## SET PROBLEM:
Give the listing again character for character, but drop the images.

## MATERIAL TO PROCESS:
>> begin

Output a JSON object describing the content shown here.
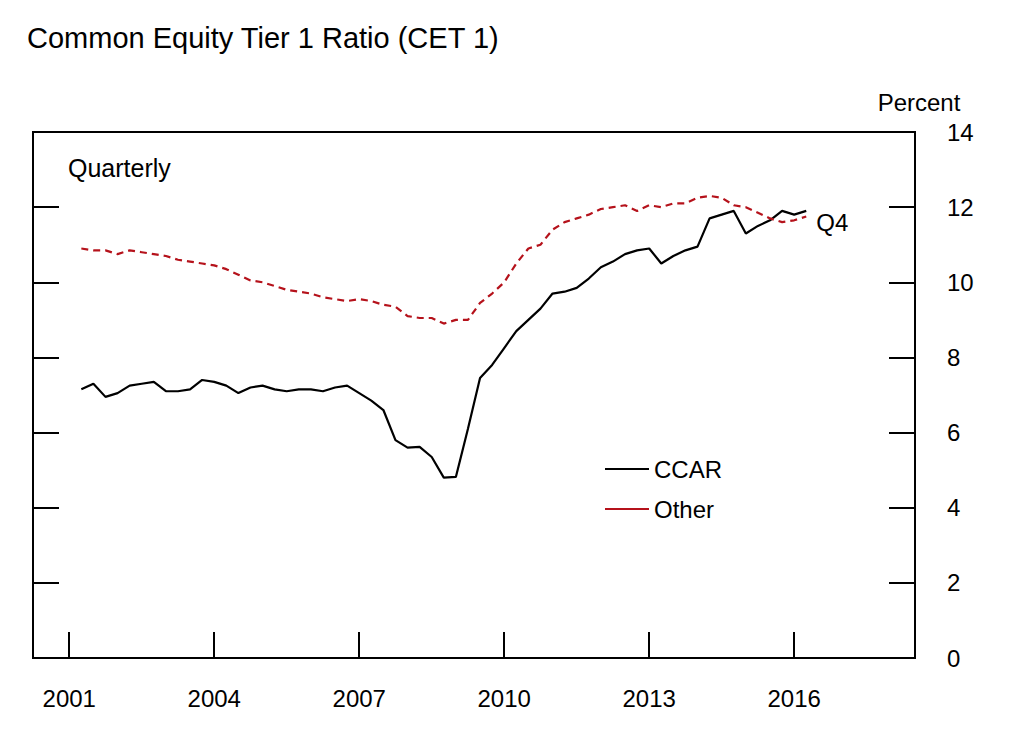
{
  "chart_data": {
    "type": "line",
    "title": "Common Equity Tier 1 Ratio (CET 1)",
    "y_label": "Percent",
    "annotations": [
      "Quarterly",
      "Q4"
    ],
    "x": [
      2001.25,
      2001.5,
      2001.75,
      2002.0,
      2002.25,
      2002.5,
      2002.75,
      2003.0,
      2003.25,
      2003.5,
      2003.75,
      2004.0,
      2004.25,
      2004.5,
      2004.75,
      2005.0,
      2005.25,
      2005.5,
      2005.75,
      2006.0,
      2006.25,
      2006.5,
      2006.75,
      2007.0,
      2007.25,
      2007.5,
      2007.75,
      2008.0,
      2008.25,
      2008.5,
      2008.75,
      2009.0,
      2009.25,
      2009.5,
      2009.75,
      2010.0,
      2010.25,
      2010.5,
      2010.75,
      2011.0,
      2011.25,
      2011.5,
      2011.75,
      2012.0,
      2012.25,
      2012.5,
      2012.75,
      2013.0,
      2013.25,
      2013.5,
      2013.75,
      2014.0,
      2014.25,
      2014.5,
      2014.75,
      2015.0,
      2015.25,
      2015.5,
      2015.75,
      2016.0,
      2016.25
    ],
    "series": [
      {
        "name": "CCAR",
        "color": "#000000",
        "line_style": "solid",
        "values": [
          7.15,
          7.3,
          6.95,
          7.05,
          7.25,
          7.3,
          7.35,
          7.1,
          7.1,
          7.15,
          7.4,
          7.35,
          7.25,
          7.05,
          7.2,
          7.25,
          7.15,
          7.1,
          7.15,
          7.15,
          7.1,
          7.2,
          7.25,
          7.05,
          6.85,
          6.6,
          5.8,
          5.6,
          5.62,
          5.35,
          4.8,
          4.82,
          6.1,
          7.45,
          7.8,
          8.25,
          8.7,
          9.0,
          9.3,
          9.7,
          9.75,
          9.85,
          10.1,
          10.4,
          10.55,
          10.75,
          10.85,
          10.9,
          10.5,
          10.7,
          10.85,
          10.95,
          11.7,
          11.8,
          11.9,
          11.3,
          11.5,
          11.65,
          11.9,
          11.8,
          11.9
        ]
      },
      {
        "name": "Other",
        "color": "#b5121b",
        "line_style": "dashed",
        "values": [
          10.9,
          10.85,
          10.85,
          10.75,
          10.85,
          10.8,
          10.75,
          10.7,
          10.6,
          10.55,
          10.5,
          10.45,
          10.35,
          10.2,
          10.05,
          10.0,
          9.9,
          9.8,
          9.75,
          9.7,
          9.6,
          9.55,
          9.5,
          9.55,
          9.5,
          9.4,
          9.35,
          9.1,
          9.05,
          9.05,
          8.9,
          9.0,
          9.0,
          9.45,
          9.7,
          10.0,
          10.5,
          10.9,
          11.0,
          11.4,
          11.6,
          11.7,
          11.8,
          11.95,
          12.0,
          12.05,
          11.9,
          12.05,
          12.0,
          12.1,
          12.1,
          12.25,
          12.3,
          12.25,
          12.05,
          12.0,
          11.85,
          11.7,
          11.6,
          11.65,
          11.75
        ]
      }
    ],
    "xlim": [
      2000.25,
      2018.5
    ],
    "xticks": [
      2001,
      2004,
      2007,
      2010,
      2013,
      2016
    ],
    "ylim": [
      0,
      14
    ],
    "yticks": [
      0,
      2,
      4,
      6,
      8,
      10,
      12,
      14
    ],
    "grid": false,
    "legend": "bottom"
  }
}
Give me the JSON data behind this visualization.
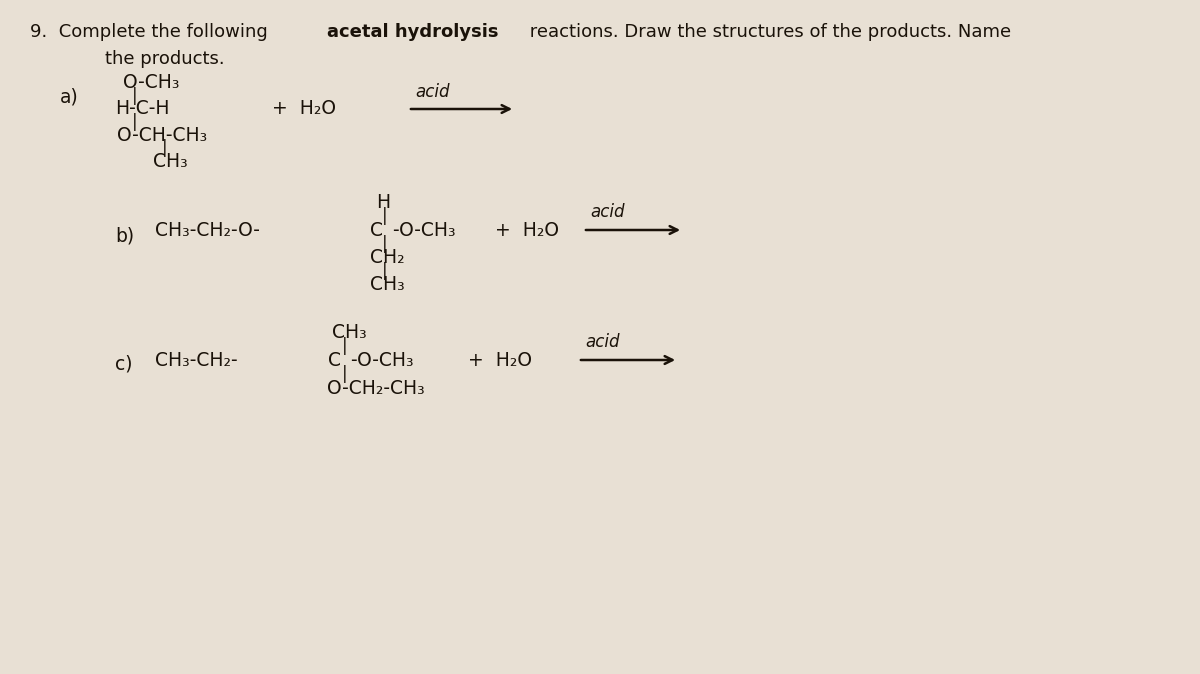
{
  "bg_color": "#e8e0d4",
  "text_color": "#1a1209",
  "fig_width": 12.0,
  "fig_height": 6.74,
  "dpi": 100,
  "title_normal1": "9.  Complete the following ",
  "title_bold": "acetal hydrolysis",
  "title_normal2": " reactions. Draw the structures of the products. Name",
  "title_line2": "    the products.",
  "items": {
    "a_label": "a)",
    "a_top": "O-CH₃",
    "a_mid": "H-C-H",
    "a_bot": "O-CH-CH₃",
    "a_bot2": "CH₃",
    "a_plus": "+ H₂O",
    "a_acid": "acid",
    "b_label": "b)",
    "b_top": "H",
    "b_mid": "CH₃-CH₂-O- C -O-CH₃",
    "b_ch2": "CH₂",
    "b_ch3": "CH₃",
    "b_plus": "+ H₂O",
    "b_acid": "acid",
    "c_label": "c)",
    "c_top": "CH₃",
    "c_mid": "CH₃-CH₂-C-O-CH₃",
    "c_bot": "O-CH₂-CH₃",
    "c_plus": "+ H₂O",
    "c_acid": "acid"
  }
}
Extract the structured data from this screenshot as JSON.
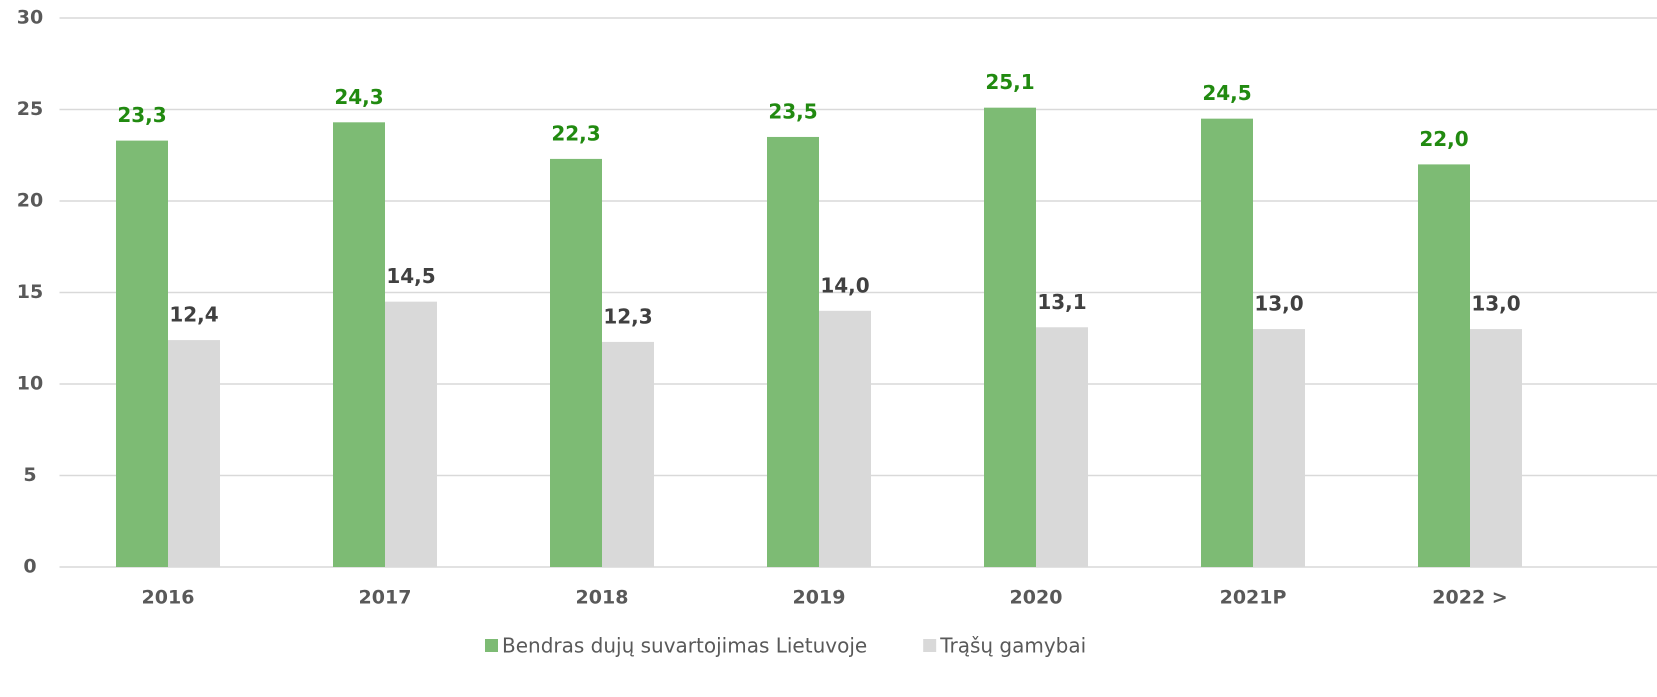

>> end

## RESULT OF THIS TASK:
Output a JSON object describing the content shown here.
{
  "chart_data": {
    "type": "line",
    "title": "Common Equity Tier 1 Ratio (CET 1)",
    "y_label": "Percent",
    "annotations": [
      "Quarterly",
      "Q4"
    ],
    "x": [
      2001.25,
      2001.5,
      2001.75,
      2002.0,
      2002.25,
      2002.5,
      2002.75,
      2003.0,
      2003.25,
      2003.5,
      2003.75,
      2004.0,
      2004.25,
      2004.5,
      2004.75,
      2005.0,
      2005.25,
      2005.5,
      2005.75,
      2006.0,
      2006.25,
      2006.5,
      2006.75,
      2007.0,
      2007.25,
      2007.5,
      2007.75,
      2008.0,
      2008.25,
      2008.5,
      2008.75,
      2009.0,
      2009.25,
      2009.5,
      2009.75,
      2010.0,
      2010.25,
      2010.5,
      2010.75,
      2011.0,
      2011.25,
      2011.5,
      2011.75,
      2012.0,
      2012.25,
      2012.5,
      2012.75,
      2013.0,
      2013.25,
      2013.5,
      2013.75,
      2014.0,
      2014.25,
      2014.5,
      2014.75,
      2015.0,
      2015.25,
      2015.5,
      2015.75,
      2016.0,
      2016.25
    ],
    "series": [
      {
        "name": "CCAR",
        "color": "#000000",
        "line_style": "solid",
        "values": [
          7.15,
          7.3,
          6.95,
          7.05,
          7.25,
          7.3,
          7.35,
          7.1,
          7.1,
          7.15,
          7.4,
          7.35,
          7.25,
          7.05,
          7.2,
          7.25,
          7.15,
          7.1,
          7.15,
          7.15,
          7.1,
          7.2,
          7.25,
          7.05,
          6.85,
          6.6,
          5.8,
          5.6,
          5.62,
          5.35,
          4.8,
          4.82,
          6.1,
          7.45,
          7.8,
          8.25,
          8.7,
          9.0,
          9.3,
          9.7,
          9.75,
          9.85,
          10.1,
          10.4,
          10.55,
          10.75,
          10.85,
          10.9,
          10.5,
          10.7,
          10.85,
          10.95,
          11.7,
          11.8,
          11.9,
          11.3,
          11.5,
          11.65,
          11.9,
          11.8,
          11.9
        ]
      },
      {
        "name": "Other",
        "color": "#b5121b",
        "line_style": "dashed",
        "values": [
          10.9,
          10.85,
          10.85,
          10.75,
          10.85,
          10.8,
          10.75,
          10.7,
          10.6,
          10.55,
          10.5,
          10.45,
          10.35,
          10.2,
          10.05,
          10.0,
          9.9,
          9.8,
          9.75,
          9.7,
          9.6,
          9.55,
          9.5,
          9.55,
          9.5,
          9.4,
          9.35,
          9.1,
          9.05,
          9.05,
          8.9,
          9.0,
          9.0,
          9.45,
          9.7,
          10.0,
          10.5,
          10.9,
          11.0,
          11.4,
          11.6,
          11.7,
          11.8,
          11.95,
          12.0,
          12.05,
          11.9,
          12.05,
          12.0,
          12.1,
          12.1,
          12.25,
          12.3,
          12.25,
          12.05,
          12.0,
          11.85,
          11.7,
          11.6,
          11.65,
          11.75
        ]
      }
    ],
    "xlim": [
      2000.25,
      2018.5
    ],
    "xticks": [
      2001,
      2004,
      2007,
      2010,
      2013,
      2016
    ],
    "ylim": [
      0,
      14
    ],
    "yticks": [
      0,
      2,
      4,
      6,
      8,
      10,
      12,
      14
    ],
    "grid": false,
    "legend": "bottom"
  }
}
Give me the JSON data behind this visualization.
{
  "bg_color": "#e8e0d4",
  "text_color": "#1a1209",
  "fig_width": 12.0,
  "fig_height": 6.74,
  "dpi": 100,
  "title_normal1": "9.  Complete the following ",
  "title_bold": "acetal hydrolysis",
  "title_normal2": " reactions. Draw the structures of the products. Name",
  "title_line2": "    the products.",
  "items": {
    "a_label": "a)",
    "a_top": "O-CH₃",
    "a_mid": "H-C-H",
    "a_bot": "O-CH-CH₃",
    "a_bot2": "CH₃",
    "a_plus": "+ H₂O",
    "a_acid": "acid",
    "b_label": "b)",
    "b_top": "H",
    "b_mid": "CH₃-CH₂-O- C -O-CH₃",
    "b_ch2": "CH₂",
    "b_ch3": "CH₃",
    "b_plus": "+ H₂O",
    "b_acid": "acid",
    "c_label": "c)",
    "c_top": "CH₃",
    "c_mid": "CH₃-CH₂-C-O-CH₃",
    "c_bot": "O-CH₂-CH₃",
    "c_plus": "+ H₂O",
    "c_acid": "acid"
  }
}
Extract the structured data from this screenshot as JSON.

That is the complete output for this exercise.